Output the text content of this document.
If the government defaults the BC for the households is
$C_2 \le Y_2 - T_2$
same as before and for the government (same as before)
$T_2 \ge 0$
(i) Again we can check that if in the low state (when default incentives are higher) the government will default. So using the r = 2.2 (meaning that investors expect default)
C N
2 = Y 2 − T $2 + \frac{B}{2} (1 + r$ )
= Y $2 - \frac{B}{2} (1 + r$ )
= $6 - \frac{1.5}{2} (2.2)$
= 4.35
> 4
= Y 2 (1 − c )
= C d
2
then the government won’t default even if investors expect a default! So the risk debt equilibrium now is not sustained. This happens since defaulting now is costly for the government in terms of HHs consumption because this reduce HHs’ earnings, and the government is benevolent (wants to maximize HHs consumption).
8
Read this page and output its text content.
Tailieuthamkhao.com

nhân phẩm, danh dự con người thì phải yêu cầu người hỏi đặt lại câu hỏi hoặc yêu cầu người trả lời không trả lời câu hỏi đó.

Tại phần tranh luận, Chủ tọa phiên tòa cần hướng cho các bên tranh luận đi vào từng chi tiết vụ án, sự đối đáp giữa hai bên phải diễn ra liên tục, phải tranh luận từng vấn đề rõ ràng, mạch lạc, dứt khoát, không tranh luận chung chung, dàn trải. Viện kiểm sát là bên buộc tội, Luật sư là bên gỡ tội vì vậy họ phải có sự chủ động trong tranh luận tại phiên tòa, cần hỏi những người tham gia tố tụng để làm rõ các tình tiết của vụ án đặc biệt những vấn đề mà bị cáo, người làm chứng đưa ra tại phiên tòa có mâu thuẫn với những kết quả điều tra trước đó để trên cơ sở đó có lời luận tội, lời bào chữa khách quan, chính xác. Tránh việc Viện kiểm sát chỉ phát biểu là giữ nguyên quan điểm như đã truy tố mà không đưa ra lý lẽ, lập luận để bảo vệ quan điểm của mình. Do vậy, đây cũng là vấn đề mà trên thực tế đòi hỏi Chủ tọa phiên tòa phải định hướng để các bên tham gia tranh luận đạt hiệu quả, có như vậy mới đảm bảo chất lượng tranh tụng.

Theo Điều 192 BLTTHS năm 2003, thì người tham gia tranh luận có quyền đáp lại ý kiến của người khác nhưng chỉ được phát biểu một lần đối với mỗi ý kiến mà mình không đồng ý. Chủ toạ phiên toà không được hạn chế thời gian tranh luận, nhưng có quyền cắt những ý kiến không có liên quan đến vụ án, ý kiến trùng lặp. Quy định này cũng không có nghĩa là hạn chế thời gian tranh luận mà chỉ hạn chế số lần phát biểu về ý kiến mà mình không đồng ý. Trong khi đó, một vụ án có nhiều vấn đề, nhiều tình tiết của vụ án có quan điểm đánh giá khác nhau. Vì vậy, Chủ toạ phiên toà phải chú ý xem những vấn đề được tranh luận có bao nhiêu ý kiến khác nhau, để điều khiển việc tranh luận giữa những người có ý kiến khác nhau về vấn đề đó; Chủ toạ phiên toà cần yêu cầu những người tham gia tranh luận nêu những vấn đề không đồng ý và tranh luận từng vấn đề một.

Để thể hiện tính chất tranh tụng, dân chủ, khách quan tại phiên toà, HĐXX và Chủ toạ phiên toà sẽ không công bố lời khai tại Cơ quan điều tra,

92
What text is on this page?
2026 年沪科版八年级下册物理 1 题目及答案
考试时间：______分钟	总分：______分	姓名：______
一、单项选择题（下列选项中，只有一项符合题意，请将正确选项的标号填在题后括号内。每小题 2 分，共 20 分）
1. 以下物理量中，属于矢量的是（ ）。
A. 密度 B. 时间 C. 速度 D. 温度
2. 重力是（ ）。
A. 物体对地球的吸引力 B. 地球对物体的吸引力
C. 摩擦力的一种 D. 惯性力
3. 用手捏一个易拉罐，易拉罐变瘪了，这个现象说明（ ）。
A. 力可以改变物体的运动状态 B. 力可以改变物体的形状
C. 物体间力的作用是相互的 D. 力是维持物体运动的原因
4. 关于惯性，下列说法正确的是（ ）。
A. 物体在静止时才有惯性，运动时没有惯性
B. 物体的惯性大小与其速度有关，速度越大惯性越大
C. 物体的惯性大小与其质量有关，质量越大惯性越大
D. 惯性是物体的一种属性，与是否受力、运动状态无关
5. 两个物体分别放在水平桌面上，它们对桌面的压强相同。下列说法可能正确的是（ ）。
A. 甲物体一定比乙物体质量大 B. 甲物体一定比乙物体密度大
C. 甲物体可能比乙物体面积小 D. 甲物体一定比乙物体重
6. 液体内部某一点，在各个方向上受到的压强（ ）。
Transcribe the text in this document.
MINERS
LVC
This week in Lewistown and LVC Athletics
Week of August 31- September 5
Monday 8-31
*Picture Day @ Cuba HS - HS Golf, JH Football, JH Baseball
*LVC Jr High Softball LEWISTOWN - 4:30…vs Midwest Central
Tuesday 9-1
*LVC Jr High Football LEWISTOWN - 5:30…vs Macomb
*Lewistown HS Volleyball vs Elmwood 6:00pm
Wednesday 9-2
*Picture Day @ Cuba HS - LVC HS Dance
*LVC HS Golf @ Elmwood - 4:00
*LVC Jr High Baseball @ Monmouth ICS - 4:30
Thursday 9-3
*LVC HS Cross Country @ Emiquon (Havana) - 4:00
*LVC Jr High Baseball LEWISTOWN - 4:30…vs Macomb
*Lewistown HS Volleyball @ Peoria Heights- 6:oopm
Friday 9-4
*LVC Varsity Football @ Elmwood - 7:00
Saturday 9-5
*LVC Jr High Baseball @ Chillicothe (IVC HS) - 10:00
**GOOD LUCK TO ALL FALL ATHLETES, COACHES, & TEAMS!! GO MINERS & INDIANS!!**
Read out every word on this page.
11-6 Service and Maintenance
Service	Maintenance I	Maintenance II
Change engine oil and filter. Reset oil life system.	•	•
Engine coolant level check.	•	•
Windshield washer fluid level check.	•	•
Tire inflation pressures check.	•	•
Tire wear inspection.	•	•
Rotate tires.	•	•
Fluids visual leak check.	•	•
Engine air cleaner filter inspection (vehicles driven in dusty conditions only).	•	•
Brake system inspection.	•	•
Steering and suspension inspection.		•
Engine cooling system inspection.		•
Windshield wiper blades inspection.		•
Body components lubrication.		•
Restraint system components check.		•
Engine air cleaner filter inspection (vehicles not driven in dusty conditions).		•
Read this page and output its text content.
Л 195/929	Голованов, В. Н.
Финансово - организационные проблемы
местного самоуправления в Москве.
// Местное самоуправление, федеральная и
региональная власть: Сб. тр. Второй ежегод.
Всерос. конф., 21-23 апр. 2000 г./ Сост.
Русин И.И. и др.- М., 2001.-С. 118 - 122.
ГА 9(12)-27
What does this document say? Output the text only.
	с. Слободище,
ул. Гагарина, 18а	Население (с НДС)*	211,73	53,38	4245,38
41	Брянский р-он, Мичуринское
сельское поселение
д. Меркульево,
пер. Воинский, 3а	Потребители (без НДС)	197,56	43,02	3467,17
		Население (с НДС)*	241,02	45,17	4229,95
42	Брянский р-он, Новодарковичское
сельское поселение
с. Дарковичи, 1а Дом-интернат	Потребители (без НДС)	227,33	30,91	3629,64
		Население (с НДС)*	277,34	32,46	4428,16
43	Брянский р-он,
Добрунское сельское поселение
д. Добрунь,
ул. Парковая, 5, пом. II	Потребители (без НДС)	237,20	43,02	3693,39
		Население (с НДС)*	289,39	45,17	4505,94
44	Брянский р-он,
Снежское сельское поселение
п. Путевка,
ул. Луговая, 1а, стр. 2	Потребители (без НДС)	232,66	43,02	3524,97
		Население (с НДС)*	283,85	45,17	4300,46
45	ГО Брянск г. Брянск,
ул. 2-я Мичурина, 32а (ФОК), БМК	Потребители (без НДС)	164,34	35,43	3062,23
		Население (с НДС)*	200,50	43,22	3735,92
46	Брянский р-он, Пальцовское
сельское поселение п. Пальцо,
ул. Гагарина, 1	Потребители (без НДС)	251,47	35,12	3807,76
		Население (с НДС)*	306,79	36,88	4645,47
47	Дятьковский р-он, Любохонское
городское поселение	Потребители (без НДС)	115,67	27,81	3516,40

WHAT IS EXPECTED: State how many lines of the listing above include the word "Football". Give nothing but the number.

FINISHED EXERCISE: 3